## What you have to do
Please print the full listing exactly.

## Input data
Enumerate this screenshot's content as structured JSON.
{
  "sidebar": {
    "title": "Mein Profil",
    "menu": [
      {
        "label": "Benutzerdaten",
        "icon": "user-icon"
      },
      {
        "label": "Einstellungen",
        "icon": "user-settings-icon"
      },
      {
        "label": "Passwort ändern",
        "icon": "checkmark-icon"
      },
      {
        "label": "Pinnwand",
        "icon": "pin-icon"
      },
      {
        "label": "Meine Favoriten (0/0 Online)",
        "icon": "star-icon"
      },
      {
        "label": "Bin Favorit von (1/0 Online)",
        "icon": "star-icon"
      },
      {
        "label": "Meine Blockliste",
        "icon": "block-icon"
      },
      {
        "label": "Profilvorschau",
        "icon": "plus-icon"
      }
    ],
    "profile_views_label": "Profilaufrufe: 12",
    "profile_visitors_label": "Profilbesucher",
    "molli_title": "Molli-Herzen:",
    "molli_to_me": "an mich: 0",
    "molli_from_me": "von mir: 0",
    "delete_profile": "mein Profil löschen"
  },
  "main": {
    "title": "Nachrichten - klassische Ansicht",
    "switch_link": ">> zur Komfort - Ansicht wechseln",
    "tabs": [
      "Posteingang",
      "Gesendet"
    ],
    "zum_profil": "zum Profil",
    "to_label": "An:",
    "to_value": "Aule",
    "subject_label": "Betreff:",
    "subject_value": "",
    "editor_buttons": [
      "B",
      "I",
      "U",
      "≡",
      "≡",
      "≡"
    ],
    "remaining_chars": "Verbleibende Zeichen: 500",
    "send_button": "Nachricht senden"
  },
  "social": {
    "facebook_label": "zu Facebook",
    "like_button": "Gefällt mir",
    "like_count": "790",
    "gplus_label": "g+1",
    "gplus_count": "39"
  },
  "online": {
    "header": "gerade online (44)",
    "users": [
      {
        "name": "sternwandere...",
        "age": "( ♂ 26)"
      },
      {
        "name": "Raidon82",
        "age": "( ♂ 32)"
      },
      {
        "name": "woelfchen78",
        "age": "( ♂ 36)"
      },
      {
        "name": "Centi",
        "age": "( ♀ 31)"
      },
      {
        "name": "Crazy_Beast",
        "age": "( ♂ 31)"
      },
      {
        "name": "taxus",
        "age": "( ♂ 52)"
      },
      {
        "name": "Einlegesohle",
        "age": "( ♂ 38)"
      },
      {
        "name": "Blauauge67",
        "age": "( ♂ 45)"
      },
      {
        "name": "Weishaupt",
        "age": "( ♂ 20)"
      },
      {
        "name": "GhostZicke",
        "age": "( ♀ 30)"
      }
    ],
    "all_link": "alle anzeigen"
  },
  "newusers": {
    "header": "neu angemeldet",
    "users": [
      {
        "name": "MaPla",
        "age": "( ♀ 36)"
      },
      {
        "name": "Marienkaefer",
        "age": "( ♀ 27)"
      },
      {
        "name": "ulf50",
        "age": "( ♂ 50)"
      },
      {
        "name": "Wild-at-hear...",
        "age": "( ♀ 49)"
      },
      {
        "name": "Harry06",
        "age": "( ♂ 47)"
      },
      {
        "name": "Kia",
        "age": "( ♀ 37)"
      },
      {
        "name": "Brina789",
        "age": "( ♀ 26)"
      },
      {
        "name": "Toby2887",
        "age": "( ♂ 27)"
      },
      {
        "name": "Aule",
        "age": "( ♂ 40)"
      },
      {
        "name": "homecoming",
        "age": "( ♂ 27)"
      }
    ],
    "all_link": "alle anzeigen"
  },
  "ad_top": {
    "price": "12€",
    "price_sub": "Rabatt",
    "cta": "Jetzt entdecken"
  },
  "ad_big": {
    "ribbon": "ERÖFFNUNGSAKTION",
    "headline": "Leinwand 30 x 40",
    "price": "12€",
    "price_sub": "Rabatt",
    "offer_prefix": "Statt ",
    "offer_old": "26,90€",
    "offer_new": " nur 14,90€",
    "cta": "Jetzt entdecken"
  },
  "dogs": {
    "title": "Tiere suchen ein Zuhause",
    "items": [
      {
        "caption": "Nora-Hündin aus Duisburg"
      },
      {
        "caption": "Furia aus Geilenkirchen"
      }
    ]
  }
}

## Response
Enumerate this screenshot's content as structured JSON.
{
  "sidebar": {
    "title": "Mein Profil",
    "menu": [
      {
        "label": "Benutzerdaten",
        "icon": "user-icon"
      },
      {
        "label": "Einstellungen",
        "icon": "user-settings-icon"
      },
      {
        "label": "Passwort ändern",
        "icon": "checkmark-icon"
      },
      {
        "label": "Pinnwand",
        "icon": "pin-icon"
      },
      {
        "label": "Meine Favoriten (0/0 Online)",
        "icon": "star-icon"
      },
      {
        "label": "Bin Favorit von (1/0 Online)",
        "icon": "star-icon"
      },
      {
        "label": "Meine Blockliste",
        "icon": "block-icon"
      },
      {
        "label": "Profilvorschau",
        "icon": "plus-icon"
      }
    ],
    "profile_views_label": "Profilaufrufe: 12",
    "profile_visitors_label": "Profilbesucher",
    "molli_title": "Molli-Herzen:",
    "molli_to_me": "an mich: 0",
    "molli_from_me": "von mir: 0",
    "delete_profile": "mein Profil löschen"
  },
  "main": {
    "title": "Nachrichten - klassische Ansicht",
    "switch_link": ">> zur Komfort - Ansicht wechseln",
    "tabs": [
      "Posteingang",
      "Gesendet"
    ],
    "zum_profil": "zum Profil",
    "to_label": "An:",
    "to_value": "Aule",
    "subject_label": "Betreff:",
    "subject_value": "",
    "editor_buttons": [
      "B",
      "I",
      "U",
      "≡",
      "≡",
      "≡"
    ],
    "remaining_chars": "Verbleibende Zeichen: 500",
    "send_button": "Nachricht senden"
  },
  "social": {
    "facebook_label": "zu Facebook",
    "like_button": "Gefällt mir",
    "like_count": "790",
    "gplus_label": "g+1",
    "gplus_count": "39"
  },
  "online": {
    "header": "gerade online (44)",
    "users": [
      {
        "name": "sternwandere...",
        "age": "( ♂ 26)"
      },
      {
        "name": "Raidon82",
        "age": "( ♂ 32)"
      },
      {
        "name": "woelfchen78",
        "age": "( ♂ 36)"
      },
      {
        "name": "Centi",
        "age": "( ♀ 31)"
      },
      {
        "name": "Crazy_Beast",
        "age": "( ♂ 31)"
      },
      {
        "name": "taxus",
        "age": "( ♂ 52)"
      },
      {
        "name": "Einlegesohle",
        "age": "( ♂ 38)"
      },
      {
        "name": "Blauauge67",
        "age": "( ♂ 45)"
      },
      {
        "name": "Weishaupt",
        "age": "( ♂ 20)"
      },
      {
        "name": "GhostZicke",
        "age": "( ♀ 30)"
      }
    ],
    "all_link": "alle anzeigen"
  },
  "newusers": {
    "header": "neu angemeldet",
    "users": [
      {
        "name": "MaPla",
        "age": "( ♀ 36)"
      },
      {
        "name": "Marienkaefer",
        "age": "( ♀ 27)"
      },
      {
        "name": "ulf50",
        "age": "( ♂ 50)"
      },
      {
        "name": "Wild-at-hear...",
        "age": "( ♀ 49)"
      },
      {
        "name": "Harry06",
        "age": "( ♂ 47)"
      },
      {
        "name": "Kia",
        "age": "( ♀ 37)"
      },
      {
        "name": "Brina789",
        "age": "( ♀ 26)"
      },
      {
        "name": "Toby2887",
        "age": "( ♂ 27)"
      },
      {
        "name": "Aule",
        "age": "( ♂ 40)"
      },
      {
        "name": "homecoming",
        "age": "( ♂ 27)"
      }
    ],
    "all_link": "alle anzeigen"
  },
  "ad_top": {
    "price": "12€",
    "price_sub": "Rabatt",
    "cta": "Jetzt entdecken"
  },
  "ad_big": {
    "ribbon": "ERÖFFNUNGSAKTION",
    "headline": "Leinwand 30 x 40",
    "price": "12€",
    "price_sub": "Rabatt",
    "offer_prefix": "Statt ",
    "offer_old": "26,90€",
    "offer_new": " nur 14,90€",
    "cta": "Jetzt entdecken"
  },
  "dogs": {
    "title": "Tiere suchen ein Zuhause",
    "items": [
      {
        "caption": "Nora-Hündin aus Duisburg"
      },
      {
        "caption": "Furia aus Geilenkirchen"
      }
    ]
  }
}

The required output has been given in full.